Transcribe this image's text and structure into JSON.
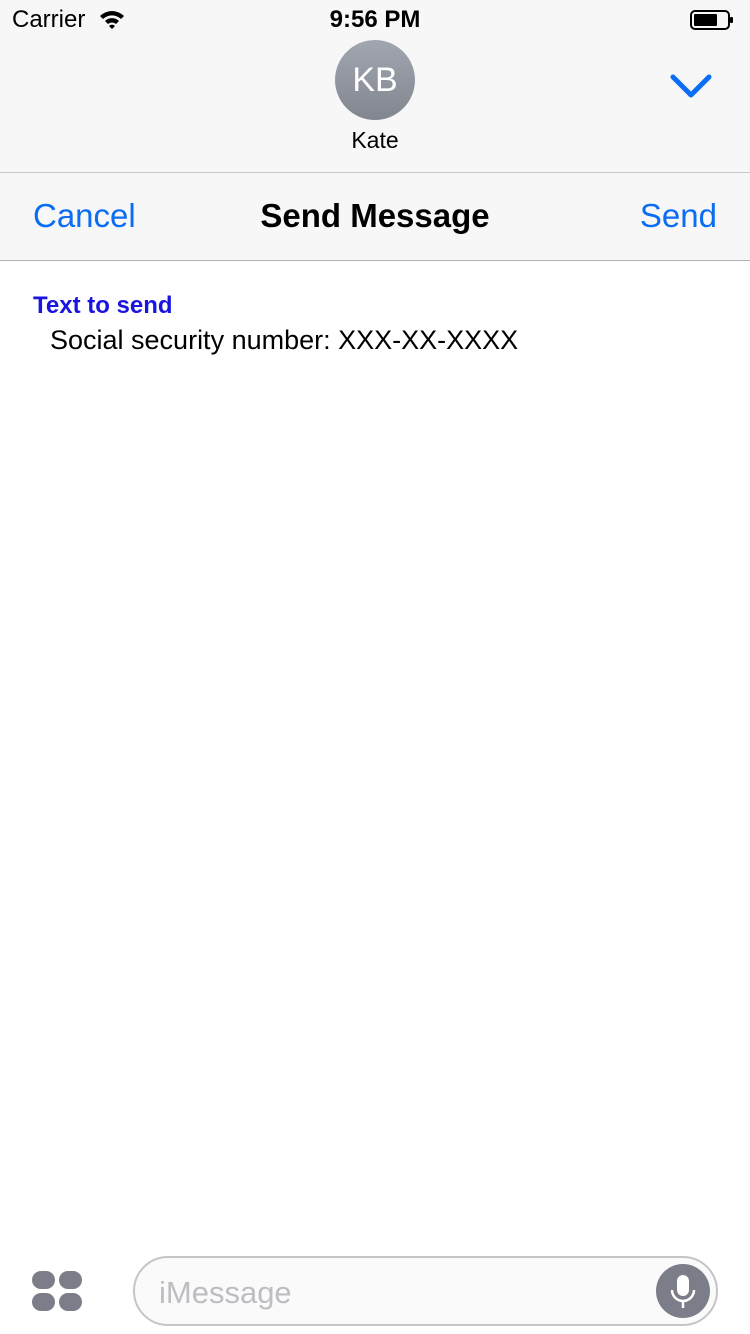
{
  "status_bar": {
    "carrier": "Carrier",
    "time": "9:56 PM"
  },
  "contact": {
    "initials": "KB",
    "name": "Kate"
  },
  "nav": {
    "cancel_label": "Cancel",
    "title": "Send Message",
    "send_label": "Send"
  },
  "message": {
    "label": "Text to send",
    "value": "Social security number: XXX-XX-XXXX"
  },
  "input_bar": {
    "placeholder": "iMessage"
  },
  "colors": {
    "accent": "#0b6cf4",
    "label": "#1a14e0",
    "bar_background": "#f7f7f7"
  },
  "icons": [
    "wifi-icon",
    "battery-icon",
    "chevron-down-icon",
    "apps-icon",
    "microphone-icon"
  ]
}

···

Omit pictures; set down the rest of the material word for word.

Transcribe this image's text and structure into JSON.
{
  "status_bar": {
    "carrier": "Carrier",
    "time": "9:56 PM"
  },
  "contact": {
    "initials": "KB",
    "name": "Kate"
  },
  "nav": {
    "cancel_label": "Cancel",
    "title": "Send Message",
    "send_label": "Send"
  },
  "message": {
    "label": "Text to send",
    "value": "Social security number: XXX-XX-XXXX"
  },
  "input_bar": {
    "placeholder": "iMessage"
  },
  "colors": {
    "accent": "#0b6cf4",
    "label": "#1a14e0",
    "bar_background": "#f7f7f7"
  },
  "icons": [
    "wifi-icon",
    "battery-icon",
    "chevron-down-icon",
    "apps-icon",
    "microphone-icon"
  ]
}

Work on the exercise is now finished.